YOUR OBJECTIVE → Repeat, exactly and completely, the entries shown underneath.

SUPPLIED DATA →
- - -

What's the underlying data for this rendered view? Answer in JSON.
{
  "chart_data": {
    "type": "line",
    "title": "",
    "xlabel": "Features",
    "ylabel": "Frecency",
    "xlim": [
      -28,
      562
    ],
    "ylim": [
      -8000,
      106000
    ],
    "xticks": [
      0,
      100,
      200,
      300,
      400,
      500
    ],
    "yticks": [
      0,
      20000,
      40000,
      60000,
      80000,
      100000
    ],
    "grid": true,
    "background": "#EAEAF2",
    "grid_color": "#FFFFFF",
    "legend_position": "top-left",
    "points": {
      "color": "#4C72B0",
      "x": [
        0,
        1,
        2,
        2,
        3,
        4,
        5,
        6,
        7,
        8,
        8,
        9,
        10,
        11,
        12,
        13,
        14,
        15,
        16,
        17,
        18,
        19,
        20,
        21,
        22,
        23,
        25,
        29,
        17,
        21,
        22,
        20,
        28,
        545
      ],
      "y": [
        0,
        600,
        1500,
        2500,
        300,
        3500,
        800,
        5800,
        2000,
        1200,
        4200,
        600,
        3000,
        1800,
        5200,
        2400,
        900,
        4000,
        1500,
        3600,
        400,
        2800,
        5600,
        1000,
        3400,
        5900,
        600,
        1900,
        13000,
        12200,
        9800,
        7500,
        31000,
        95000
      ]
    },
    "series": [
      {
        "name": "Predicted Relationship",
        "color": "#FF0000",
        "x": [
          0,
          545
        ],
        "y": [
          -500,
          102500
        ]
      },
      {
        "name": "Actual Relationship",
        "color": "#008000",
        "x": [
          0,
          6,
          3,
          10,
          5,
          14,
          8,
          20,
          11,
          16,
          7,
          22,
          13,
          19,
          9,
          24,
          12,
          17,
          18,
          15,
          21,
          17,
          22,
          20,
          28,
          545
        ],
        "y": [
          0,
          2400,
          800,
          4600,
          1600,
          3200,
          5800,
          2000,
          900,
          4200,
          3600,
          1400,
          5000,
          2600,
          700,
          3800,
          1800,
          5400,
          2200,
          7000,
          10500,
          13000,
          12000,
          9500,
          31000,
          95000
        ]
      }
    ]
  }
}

- - -

ANSWER FOR THIS EXERCISE →
What's the underlying data for this rendered view? Answer in JSON.
{
  "chart_data": {
    "type": "line",
    "title": "",
    "xlabel": "Features",
    "ylabel": "Frecency",
    "xlim": [
      -28,
      562
    ],
    "ylim": [
      -8000,
      106000
    ],
    "xticks": [
      0,
      100,
      200,
      300,
      400,
      500
    ],
    "yticks": [
      0,
      20000,
      40000,
      60000,
      80000,
      100000
    ],
    "grid": true,
    "background": "#EAEAF2",
    "grid_color": "#FFFFFF",
    "legend_position": "top-left",
    "points": {
      "color": "#4C72B0",
      "x": [
        0,
        1,
        2,
        2,
        3,
        4,
        5,
        6,
        7,
        8,
        8,
        9,
        10,
        11,
        12,
        13,
        14,
        15,
        16,
        17,
        18,
        19,
        20,
        21,
        22,
        23,
        25,
        29,
        17,
        21,
        22,
        20,
        28,
        545
      ],
      "y": [
        0,
        600,
        1500,
        2500,
        300,
        3500,
        800,
        5800,
        2000,
        1200,
        4200,
        600,
        3000,
        1800,
        5200,
        2400,
        900,
        4000,
        1500,
        3600,
        400,
        2800,
        5600,
        1000,
        3400,
        5900,
        600,
        1900,
        13000,
        12200,
        9800,
        7500,
        31000,
        95000
      ]
    },
    "series": [
      {
        "name": "Predicted Relationship",
        "color": "#FF0000",
        "x": [
          0,
          545
        ],
        "y": [
          -500,
          102500
        ]
      },
      {
        "name": "Actual Relationship",
        "color": "#008000",
        "x": [
          0,
          6,
          3,
          10,
          5,
          14,
          8,
          20,
          11,
          16,
          7,
          22,
          13,
          19,
          9,
          24,
          12,
          17,
          18,
          15,
          21,
          17,
          22,
          20,
          28,
          545
        ],
        "y": [
          0,
          2400,
          800,
          4600,
          1600,
          3200,
          5800,
          2000,
          900,
          4200,
          3600,
          1400,
          5000,
          2600,
          700,
          3800,
          1800,
          5400,
          2200,
          7000,
          10500,
          13000,
          12000,
          9500,
          31000,
          95000
        ]
      }
    ]
  }
}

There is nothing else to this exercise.